It’s commonly held that baptism is merely a sign. That is, it’s an event where the believer confesses Jesus publicly, with their immersion symbolizing the fact that they died with Jesus, and their appearance from the water displaying their new life and anticipation of the resurrection body. In other words, to put it crudely, baptism doesn’t do anything but represents what has already happened through one’s faith in Jesus. Therefore, it becomes optional for the believer: if it doesn’t do anything, then it isn’t essential. This unfortunately leads to neglect.
But do we even have baptism right? Does the New Testament support our traditions and practices? Paul seems to say that baptism is more than a sign in Romans 6:1-11 and on Monday we saw that Robert Ewusie Moses argues that it releases one from the domain of sin. The logic goes like this:
- Christ’s death and resurrection freed Him from the powers of sin and death (Rom 6:9-10)
- We can also be free from sin’s power if we are united to His death (Rom 6:2-3, 6-7)

*Exercise set*.
a. Answer from the text on baptism:
(i) According to the common view, what does baptism become for the believer, given that it doesn't do anything?
(ii) Whose argument that baptism releases one from the domain of sin was discussed on Monday?
(iii) Which verses are cited for Christ being freed from the powers of sin and death?
b. Carry on the text on baptism from its last line, in the same voice.
The listing plays no part in this work.

*Data lines*.
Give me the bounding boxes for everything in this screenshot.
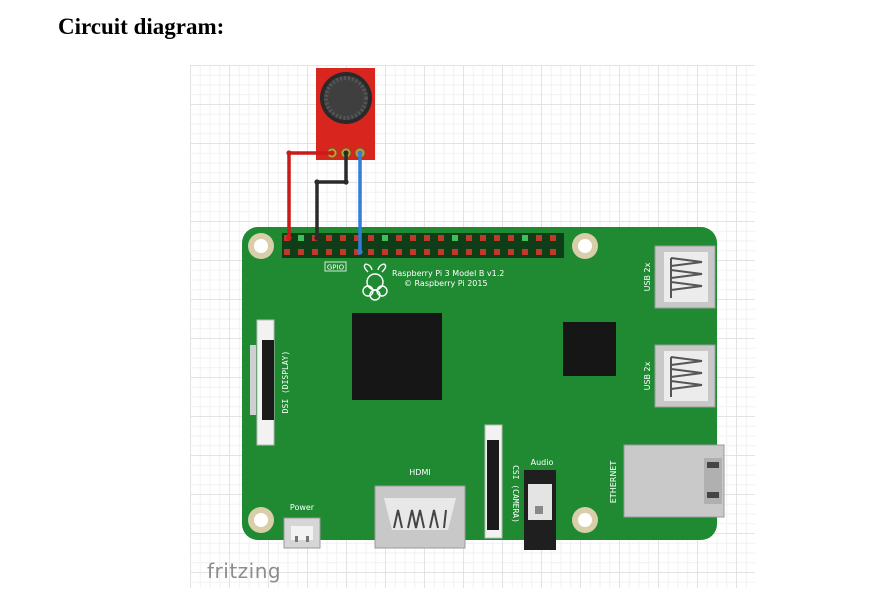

*Solved problems*.
a.
(i) Optional.
(ii) Robert Ewusie Moses.
(iii) Romans 6:9-10.

b.
- We can have resurrection power now – and actual resurrection later – by being united to His resurrection (Rom 6:4-5)
- We are united to Christ’s death and resurrection through our baptism (Rom 6:3, 5)
Commenting on this passage in Practices of Power, Robert Ewusie Moses says, “baptism is the means through which believers participate in Christ’s career” (p59). Andrew Wilson says the following, “Baptism is part of conversion, and it most decidedly does something. Being buried with Christ, and rising with Christ, happens in baptism, through faith.”
Is it just me, or does this all sit very uncomfortably? Taking Rom 6:1-11 at face value, what does it mean? If one is united to Christ in baptism, and one cannot be saved apart from union with Him, then is every unbaptized believer in fact unregenerate? What professing believers who were never baptized? Are they saved but just not freed from sin’s dominion? None of this seems right, but how do we resolve the issue then?
In this post I wanted to press the issue a little further. I do have some thoughts that I believe help resolve this issue, but will save those for next post. In the meantime, I’d appreciate comments! Is baptism merely a symbol of what’s already happened through one’s faith in Christ? Or is it essential for regeneration, or at least sanctification?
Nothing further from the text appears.